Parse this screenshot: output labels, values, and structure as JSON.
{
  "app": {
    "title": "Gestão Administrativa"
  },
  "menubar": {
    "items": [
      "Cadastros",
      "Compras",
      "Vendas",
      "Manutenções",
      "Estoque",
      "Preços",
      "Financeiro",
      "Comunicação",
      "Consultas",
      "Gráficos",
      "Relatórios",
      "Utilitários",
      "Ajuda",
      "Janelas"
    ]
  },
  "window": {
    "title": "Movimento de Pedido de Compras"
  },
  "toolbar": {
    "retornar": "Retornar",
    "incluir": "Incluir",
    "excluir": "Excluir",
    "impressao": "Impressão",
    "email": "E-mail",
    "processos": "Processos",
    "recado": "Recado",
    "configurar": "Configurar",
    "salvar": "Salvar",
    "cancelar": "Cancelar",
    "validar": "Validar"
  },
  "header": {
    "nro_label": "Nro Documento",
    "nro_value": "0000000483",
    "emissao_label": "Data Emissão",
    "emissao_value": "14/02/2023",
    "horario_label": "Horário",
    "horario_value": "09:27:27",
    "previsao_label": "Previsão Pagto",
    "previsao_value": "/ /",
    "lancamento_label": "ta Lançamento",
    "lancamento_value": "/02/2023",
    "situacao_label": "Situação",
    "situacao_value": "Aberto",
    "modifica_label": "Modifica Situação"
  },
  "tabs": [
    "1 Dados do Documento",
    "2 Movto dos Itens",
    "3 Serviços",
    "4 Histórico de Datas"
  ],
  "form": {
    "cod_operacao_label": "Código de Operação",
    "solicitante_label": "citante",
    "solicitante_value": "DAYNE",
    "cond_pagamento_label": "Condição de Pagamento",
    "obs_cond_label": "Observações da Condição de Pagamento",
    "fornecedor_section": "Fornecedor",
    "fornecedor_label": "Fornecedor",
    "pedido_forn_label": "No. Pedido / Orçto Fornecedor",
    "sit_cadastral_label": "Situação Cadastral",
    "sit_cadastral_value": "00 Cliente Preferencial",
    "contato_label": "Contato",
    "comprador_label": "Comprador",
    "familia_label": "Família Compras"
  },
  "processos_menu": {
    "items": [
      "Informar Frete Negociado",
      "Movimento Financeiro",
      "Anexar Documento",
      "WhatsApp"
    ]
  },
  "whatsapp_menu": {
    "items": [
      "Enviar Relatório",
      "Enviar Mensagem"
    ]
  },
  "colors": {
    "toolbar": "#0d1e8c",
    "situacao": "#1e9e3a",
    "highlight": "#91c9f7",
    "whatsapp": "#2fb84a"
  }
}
________________________________________
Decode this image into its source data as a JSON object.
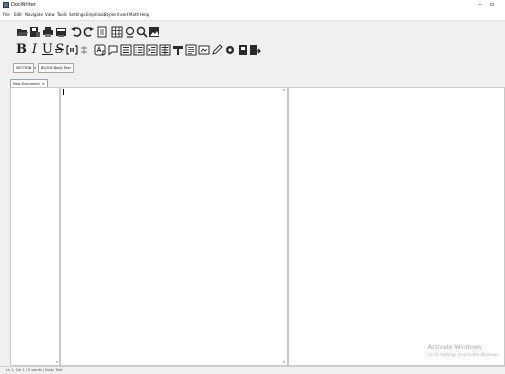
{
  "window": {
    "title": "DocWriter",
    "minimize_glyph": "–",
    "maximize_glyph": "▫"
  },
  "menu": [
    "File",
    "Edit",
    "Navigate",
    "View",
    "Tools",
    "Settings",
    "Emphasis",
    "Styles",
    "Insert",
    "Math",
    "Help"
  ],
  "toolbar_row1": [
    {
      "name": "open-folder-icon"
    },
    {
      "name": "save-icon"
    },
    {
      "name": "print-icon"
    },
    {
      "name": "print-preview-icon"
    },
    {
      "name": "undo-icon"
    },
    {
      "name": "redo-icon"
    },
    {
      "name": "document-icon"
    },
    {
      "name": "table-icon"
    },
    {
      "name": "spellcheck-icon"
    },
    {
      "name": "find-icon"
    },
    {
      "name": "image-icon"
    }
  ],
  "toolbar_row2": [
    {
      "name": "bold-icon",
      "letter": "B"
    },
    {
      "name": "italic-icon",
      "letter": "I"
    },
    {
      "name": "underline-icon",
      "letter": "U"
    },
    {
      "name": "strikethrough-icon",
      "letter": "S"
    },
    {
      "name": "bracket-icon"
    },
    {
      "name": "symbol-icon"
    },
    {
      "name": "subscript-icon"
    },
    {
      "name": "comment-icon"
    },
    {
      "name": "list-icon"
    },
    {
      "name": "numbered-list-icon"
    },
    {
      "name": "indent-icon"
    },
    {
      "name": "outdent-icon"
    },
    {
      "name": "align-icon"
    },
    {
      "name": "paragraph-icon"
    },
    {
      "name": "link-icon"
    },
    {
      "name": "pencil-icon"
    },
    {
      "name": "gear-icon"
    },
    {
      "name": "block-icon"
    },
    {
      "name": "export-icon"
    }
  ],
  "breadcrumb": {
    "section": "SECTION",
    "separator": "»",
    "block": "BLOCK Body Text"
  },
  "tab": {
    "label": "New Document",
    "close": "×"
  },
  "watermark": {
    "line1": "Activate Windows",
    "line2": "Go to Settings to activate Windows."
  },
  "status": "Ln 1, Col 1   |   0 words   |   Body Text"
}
________________________________________
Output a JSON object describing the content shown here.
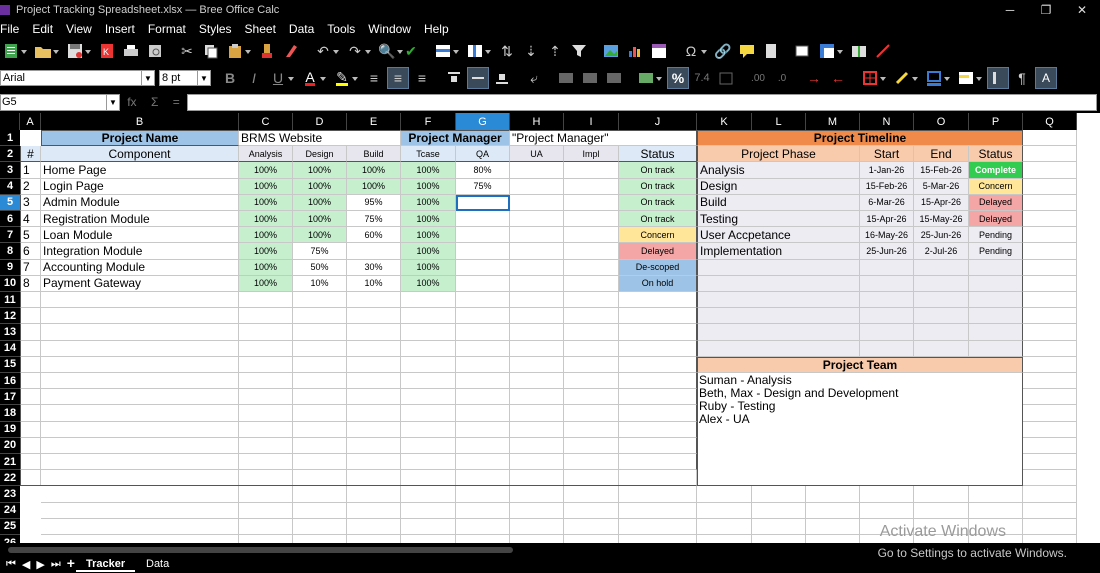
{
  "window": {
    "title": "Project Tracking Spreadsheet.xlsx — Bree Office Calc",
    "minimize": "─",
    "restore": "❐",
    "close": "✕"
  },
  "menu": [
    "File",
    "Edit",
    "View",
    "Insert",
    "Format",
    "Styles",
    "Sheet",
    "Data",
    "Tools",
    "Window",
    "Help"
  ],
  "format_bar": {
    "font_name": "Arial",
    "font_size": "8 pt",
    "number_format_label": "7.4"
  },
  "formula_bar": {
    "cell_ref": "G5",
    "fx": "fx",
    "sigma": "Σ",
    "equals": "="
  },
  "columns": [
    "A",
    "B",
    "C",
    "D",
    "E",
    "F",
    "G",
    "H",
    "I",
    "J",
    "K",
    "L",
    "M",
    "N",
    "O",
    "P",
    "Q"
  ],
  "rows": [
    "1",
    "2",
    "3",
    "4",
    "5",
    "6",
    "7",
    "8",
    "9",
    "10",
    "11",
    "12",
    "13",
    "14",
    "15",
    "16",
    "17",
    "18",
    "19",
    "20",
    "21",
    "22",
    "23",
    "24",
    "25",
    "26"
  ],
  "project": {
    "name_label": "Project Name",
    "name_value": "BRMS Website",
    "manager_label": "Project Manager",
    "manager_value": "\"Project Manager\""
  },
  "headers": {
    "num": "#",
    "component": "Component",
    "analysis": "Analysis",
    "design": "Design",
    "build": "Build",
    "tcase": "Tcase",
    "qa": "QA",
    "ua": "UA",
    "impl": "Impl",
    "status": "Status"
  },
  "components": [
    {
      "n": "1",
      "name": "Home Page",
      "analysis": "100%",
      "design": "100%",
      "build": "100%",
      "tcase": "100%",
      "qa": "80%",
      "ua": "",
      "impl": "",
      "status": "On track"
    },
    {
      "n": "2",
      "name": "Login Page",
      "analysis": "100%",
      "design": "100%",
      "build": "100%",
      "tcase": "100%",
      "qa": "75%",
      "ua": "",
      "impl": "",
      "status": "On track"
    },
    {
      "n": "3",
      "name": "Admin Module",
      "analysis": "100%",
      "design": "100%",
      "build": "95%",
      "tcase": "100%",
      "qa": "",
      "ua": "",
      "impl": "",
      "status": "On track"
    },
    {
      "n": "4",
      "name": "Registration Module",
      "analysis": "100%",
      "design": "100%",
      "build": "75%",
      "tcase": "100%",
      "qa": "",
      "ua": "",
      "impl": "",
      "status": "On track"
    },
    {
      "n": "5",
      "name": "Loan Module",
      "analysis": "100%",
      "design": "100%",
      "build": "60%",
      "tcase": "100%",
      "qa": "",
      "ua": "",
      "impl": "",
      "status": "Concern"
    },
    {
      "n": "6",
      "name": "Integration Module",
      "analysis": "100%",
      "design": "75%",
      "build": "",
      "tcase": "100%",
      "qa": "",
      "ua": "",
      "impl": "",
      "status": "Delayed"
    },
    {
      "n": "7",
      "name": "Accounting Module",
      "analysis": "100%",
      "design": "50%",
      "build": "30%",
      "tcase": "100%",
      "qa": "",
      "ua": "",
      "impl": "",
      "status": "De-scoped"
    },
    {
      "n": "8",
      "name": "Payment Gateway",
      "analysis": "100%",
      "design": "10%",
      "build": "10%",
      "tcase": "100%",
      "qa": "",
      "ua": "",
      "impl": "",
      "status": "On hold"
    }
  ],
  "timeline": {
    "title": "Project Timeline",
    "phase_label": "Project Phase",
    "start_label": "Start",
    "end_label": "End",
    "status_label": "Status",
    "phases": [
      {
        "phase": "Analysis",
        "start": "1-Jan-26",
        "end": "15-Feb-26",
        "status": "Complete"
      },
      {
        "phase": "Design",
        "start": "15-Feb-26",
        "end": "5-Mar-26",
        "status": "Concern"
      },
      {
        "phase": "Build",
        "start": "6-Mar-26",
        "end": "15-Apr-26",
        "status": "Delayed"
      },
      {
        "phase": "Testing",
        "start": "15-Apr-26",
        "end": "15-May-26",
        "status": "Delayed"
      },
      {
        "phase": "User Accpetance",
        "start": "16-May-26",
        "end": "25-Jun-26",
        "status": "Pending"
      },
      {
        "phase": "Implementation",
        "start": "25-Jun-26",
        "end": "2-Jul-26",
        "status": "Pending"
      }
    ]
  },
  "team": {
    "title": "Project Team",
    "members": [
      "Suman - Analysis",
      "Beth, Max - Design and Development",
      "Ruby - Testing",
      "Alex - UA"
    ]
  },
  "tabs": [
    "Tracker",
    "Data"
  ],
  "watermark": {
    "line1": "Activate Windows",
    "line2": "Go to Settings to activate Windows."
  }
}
________________________________________
● **What to produce**: Pick out the lines that have the word "this". Copy them all.

● **Exercise result**:
Parse this screenshot: output labels, values, and structure as JSON.
Decode this image into its source data as a JSON object.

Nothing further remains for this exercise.